• GOAL OF THE EXERCISE:
Could you write out the records below exactly as they appear?

• RECORDS FOR PROCESSING:
***

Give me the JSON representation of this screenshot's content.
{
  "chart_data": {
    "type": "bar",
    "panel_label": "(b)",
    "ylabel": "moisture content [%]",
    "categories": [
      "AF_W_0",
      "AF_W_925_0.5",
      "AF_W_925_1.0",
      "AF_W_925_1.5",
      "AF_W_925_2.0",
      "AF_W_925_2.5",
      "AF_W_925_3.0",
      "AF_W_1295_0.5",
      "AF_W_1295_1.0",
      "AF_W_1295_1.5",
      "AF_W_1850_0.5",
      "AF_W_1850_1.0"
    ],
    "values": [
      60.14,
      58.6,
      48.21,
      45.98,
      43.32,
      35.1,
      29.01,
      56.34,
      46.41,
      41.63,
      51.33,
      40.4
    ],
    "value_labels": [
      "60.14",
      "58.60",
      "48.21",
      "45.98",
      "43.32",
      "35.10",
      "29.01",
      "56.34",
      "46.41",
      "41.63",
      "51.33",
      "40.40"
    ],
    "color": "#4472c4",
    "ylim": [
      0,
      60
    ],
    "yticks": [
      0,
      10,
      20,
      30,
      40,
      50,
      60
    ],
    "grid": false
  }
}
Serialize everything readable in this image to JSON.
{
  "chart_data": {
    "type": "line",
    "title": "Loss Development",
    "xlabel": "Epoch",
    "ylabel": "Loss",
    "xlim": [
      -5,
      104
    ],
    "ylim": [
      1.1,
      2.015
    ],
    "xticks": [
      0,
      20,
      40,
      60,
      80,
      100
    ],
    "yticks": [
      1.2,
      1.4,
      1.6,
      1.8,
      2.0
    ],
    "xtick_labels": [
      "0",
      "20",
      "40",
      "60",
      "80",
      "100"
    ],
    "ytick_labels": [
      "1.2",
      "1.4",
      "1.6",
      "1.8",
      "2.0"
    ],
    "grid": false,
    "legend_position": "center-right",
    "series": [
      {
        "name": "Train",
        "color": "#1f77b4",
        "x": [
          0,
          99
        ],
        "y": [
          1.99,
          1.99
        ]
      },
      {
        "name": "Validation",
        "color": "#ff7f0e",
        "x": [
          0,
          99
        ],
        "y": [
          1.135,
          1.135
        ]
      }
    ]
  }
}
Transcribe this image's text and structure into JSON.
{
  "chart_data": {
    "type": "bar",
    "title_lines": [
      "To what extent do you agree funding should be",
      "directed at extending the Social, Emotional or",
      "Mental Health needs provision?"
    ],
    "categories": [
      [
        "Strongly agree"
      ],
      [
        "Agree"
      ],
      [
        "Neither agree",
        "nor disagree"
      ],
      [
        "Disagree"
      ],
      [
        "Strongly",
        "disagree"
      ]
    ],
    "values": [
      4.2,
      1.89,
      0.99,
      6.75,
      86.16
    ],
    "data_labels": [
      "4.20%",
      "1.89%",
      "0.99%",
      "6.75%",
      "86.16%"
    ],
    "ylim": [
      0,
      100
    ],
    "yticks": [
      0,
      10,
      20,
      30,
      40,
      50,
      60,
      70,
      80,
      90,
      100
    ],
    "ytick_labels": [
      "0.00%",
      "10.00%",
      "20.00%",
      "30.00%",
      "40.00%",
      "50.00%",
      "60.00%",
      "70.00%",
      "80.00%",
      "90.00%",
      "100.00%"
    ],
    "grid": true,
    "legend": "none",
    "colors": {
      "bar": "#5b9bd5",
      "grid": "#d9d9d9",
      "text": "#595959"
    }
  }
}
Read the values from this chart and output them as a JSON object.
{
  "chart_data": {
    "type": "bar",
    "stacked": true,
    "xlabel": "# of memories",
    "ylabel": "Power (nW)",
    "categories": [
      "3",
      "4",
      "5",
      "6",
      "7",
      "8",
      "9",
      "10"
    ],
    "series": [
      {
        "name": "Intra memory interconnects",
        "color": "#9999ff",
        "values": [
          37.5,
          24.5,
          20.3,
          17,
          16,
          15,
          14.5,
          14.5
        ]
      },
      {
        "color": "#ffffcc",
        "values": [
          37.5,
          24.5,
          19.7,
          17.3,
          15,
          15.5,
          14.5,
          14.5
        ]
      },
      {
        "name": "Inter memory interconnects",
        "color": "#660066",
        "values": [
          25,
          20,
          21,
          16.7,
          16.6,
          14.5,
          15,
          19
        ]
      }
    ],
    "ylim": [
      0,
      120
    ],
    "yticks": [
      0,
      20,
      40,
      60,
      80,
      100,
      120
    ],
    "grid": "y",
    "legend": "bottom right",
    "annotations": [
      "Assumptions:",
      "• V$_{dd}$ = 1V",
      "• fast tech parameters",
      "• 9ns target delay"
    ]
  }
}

***

• SOLVED EXERCISE:
Give me the JSON representation of this screenshot's content.
{
  "chart_data": {
    "type": "bar",
    "panel_label": "(b)",
    "ylabel": "moisture content [%]",
    "categories": [
      "AF_W_0",
      "AF_W_925_0.5",
      "AF_W_925_1.0",
      "AF_W_925_1.5",
      "AF_W_925_2.0",
      "AF_W_925_2.5",
      "AF_W_925_3.0",
      "AF_W_1295_0.5",
      "AF_W_1295_1.0",
      "AF_W_1295_1.5",
      "AF_W_1850_0.5",
      "AF_W_1850_1.0"
    ],
    "values": [
      60.14,
      58.6,
      48.21,
      45.98,
      43.32,
      35.1,
      29.01,
      56.34,
      46.41,
      41.63,
      51.33,
      40.4
    ],
    "value_labels": [
      "60.14",
      "58.60",
      "48.21",
      "45.98",
      "43.32",
      "35.10",
      "29.01",
      "56.34",
      "46.41",
      "41.63",
      "51.33",
      "40.40"
    ],
    "color": "#4472c4",
    "ylim": [
      0,
      60
    ],
    "yticks": [
      0,
      10,
      20,
      30,
      40,
      50,
      60
    ],
    "grid": false
  }
}
Serialize everything readable in this image to JSON.
{
  "chart_data": {
    "type": "line",
    "title": "Loss Development",
    "xlabel": "Epoch",
    "ylabel": "Loss",
    "xlim": [
      -5,
      104
    ],
    "ylim": [
      1.1,
      2.015
    ],
    "xticks": [
      0,
      20,
      40,
      60,
      80,
      100
    ],
    "yticks": [
      1.2,
      1.4,
      1.6,
      1.8,
      2.0
    ],
    "xtick_labels": [
      "0",
      "20",
      "40",
      "60",
      "80",
      "100"
    ],
    "ytick_labels": [
      "1.2",
      "1.4",
      "1.6",
      "1.8",
      "2.0"
    ],
    "grid": false,
    "legend_position": "center-right",
    "series": [
      {
        "name": "Train",
        "color": "#1f77b4",
        "x": [
          0,
          99
        ],
        "y": [
          1.99,
          1.99
        ]
      },
      {
        "name": "Validation",
        "color": "#ff7f0e",
        "x": [
          0,
          99
        ],
        "y": [
          1.135,
          1.135
        ]
      }
    ]
  }
}
Transcribe this image's text and structure into JSON.
{
  "chart_data": {
    "type": "bar",
    "title_lines": [
      "To what extent do you agree funding should be",
      "directed at extending the Social, Emotional or",
      "Mental Health needs provision?"
    ],
    "categories": [
      [
        "Strongly agree"
      ],
      [
        "Agree"
      ],
      [
        "Neither agree",
        "nor disagree"
      ],
      [
        "Disagree"
      ],
      [
        "Strongly",
        "disagree"
      ]
    ],
    "values": [
      4.2,
      1.89,
      0.99,
      6.75,
      86.16
    ],
    "data_labels": [
      "4.20%",
      "1.89%",
      "0.99%",
      "6.75%",
      "86.16%"
    ],
    "ylim": [
      0,
      100
    ],
    "yticks": [
      0,
      10,
      20,
      30,
      40,
      50,
      60,
      70,
      80,
      90,
      100
    ],
    "ytick_labels": [
      "0.00%",
      "10.00%",
      "20.00%",
      "30.00%",
      "40.00%",
      "50.00%",
      "60.00%",
      "70.00%",
      "80.00%",
      "90.00%",
      "100.00%"
    ],
    "grid": true,
    "legend": "none",
    "colors": {
      "bar": "#5b9bd5",
      "grid": "#d9d9d9",
      "text": "#595959"
    }
  }
}
Read the values from this chart and output them as a JSON object.
{
  "chart_data": {
    "type": "bar",
    "stacked": true,
    "xlabel": "# of memories",
    "ylabel": "Power (nW)",
    "categories": [
      "3",
      "4",
      "5",
      "6",
      "7",
      "8",
      "9",
      "10"
    ],
    "series": [
      {
        "name": "Intra memory interconnects",
        "color": "#9999ff",
        "values": [
          37.5,
          24.5,
          20.3,
          17,
          16,
          15,
          14.5,
          14.5
        ]
      },
      {
        "color": "#ffffcc",
        "values": [
          37.5,
          24.5,
          19.7,
          17.3,
          15,
          15.5,
          14.5,
          14.5
        ]
      },
      {
        "name": "Inter memory interconnects",
        "color": "#660066",
        "values": [
          25,
          20,
          21,
          16.7,
          16.6,
          14.5,
          15,
          19
        ]
      }
    ],
    "ylim": [
      0,
      120
    ],
    "yticks": [
      0,
      20,
      40,
      60,
      80,
      100,
      120
    ],
    "grid": "y",
    "legend": "bottom right",
    "annotations": [
      "Assumptions:",
      "• V$_{dd}$ = 1V",
      "• fast tech parameters",
      "• 9ns target delay"
    ]
  }
}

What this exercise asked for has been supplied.